▶ **Task directions**:
Tally every line of the listing below that holds "Christophe", then give the tally alone.

[START OF Data provided]

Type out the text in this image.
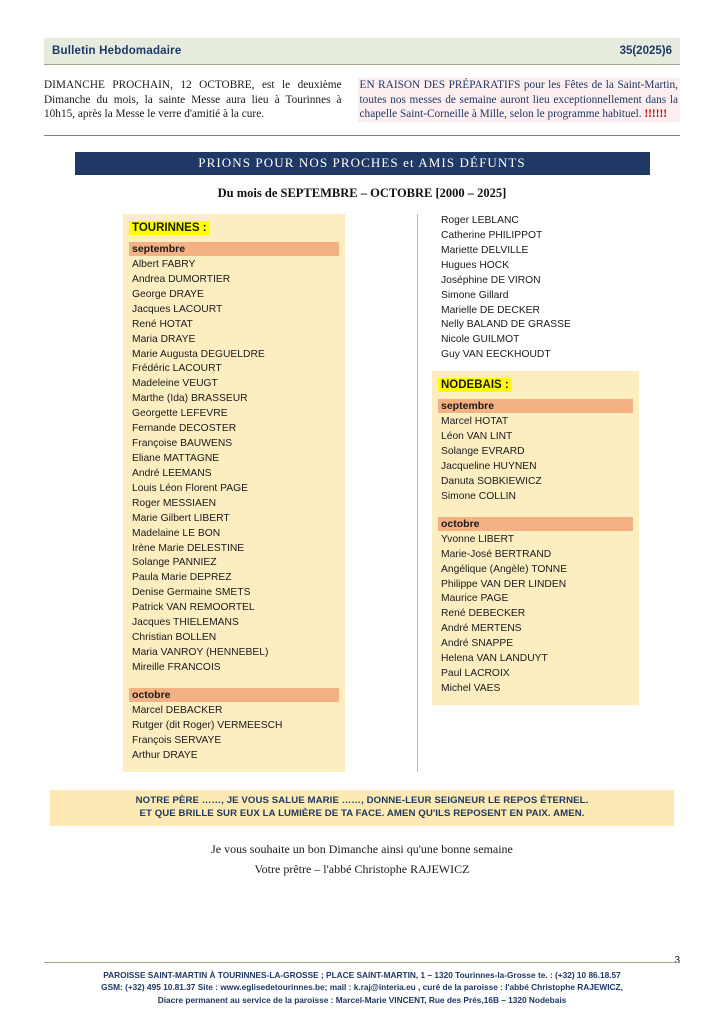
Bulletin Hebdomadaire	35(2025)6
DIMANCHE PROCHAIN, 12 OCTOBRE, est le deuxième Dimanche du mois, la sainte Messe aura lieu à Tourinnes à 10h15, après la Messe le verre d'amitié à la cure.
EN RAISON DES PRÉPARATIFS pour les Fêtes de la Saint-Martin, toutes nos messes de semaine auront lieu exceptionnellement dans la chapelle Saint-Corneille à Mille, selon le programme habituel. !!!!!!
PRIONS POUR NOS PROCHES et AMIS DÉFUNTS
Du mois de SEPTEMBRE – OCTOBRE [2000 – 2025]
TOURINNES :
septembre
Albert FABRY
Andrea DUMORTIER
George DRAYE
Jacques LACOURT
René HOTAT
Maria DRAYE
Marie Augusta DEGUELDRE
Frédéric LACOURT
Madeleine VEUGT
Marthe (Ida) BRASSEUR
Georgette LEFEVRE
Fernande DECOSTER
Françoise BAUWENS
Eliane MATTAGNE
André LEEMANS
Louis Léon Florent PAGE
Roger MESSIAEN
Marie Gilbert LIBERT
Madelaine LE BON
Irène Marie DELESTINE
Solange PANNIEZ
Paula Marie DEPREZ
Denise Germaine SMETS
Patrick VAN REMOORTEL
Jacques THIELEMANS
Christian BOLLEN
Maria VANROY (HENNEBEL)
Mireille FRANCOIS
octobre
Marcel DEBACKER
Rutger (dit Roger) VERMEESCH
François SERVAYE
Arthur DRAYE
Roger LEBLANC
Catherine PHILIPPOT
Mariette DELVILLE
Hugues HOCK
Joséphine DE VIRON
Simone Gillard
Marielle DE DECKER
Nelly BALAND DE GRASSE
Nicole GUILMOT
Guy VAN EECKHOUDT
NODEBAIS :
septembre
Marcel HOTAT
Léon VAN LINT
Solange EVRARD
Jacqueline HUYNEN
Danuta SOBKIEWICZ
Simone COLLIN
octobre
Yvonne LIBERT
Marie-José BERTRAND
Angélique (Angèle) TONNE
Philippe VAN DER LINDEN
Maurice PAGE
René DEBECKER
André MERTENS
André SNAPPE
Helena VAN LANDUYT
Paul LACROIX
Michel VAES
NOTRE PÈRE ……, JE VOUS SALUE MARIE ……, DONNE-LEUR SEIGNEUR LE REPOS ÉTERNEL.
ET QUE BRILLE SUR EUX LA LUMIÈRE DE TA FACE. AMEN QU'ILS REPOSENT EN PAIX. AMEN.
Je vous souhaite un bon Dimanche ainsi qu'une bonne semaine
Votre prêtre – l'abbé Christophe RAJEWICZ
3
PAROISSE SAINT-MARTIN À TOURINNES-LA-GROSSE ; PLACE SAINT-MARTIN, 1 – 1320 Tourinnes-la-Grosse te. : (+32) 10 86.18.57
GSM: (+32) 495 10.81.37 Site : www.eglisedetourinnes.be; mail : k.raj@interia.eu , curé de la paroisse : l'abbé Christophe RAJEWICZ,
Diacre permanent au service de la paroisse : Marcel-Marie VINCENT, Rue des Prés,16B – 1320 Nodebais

[END OF Data provided]

▶ **Written response**:
2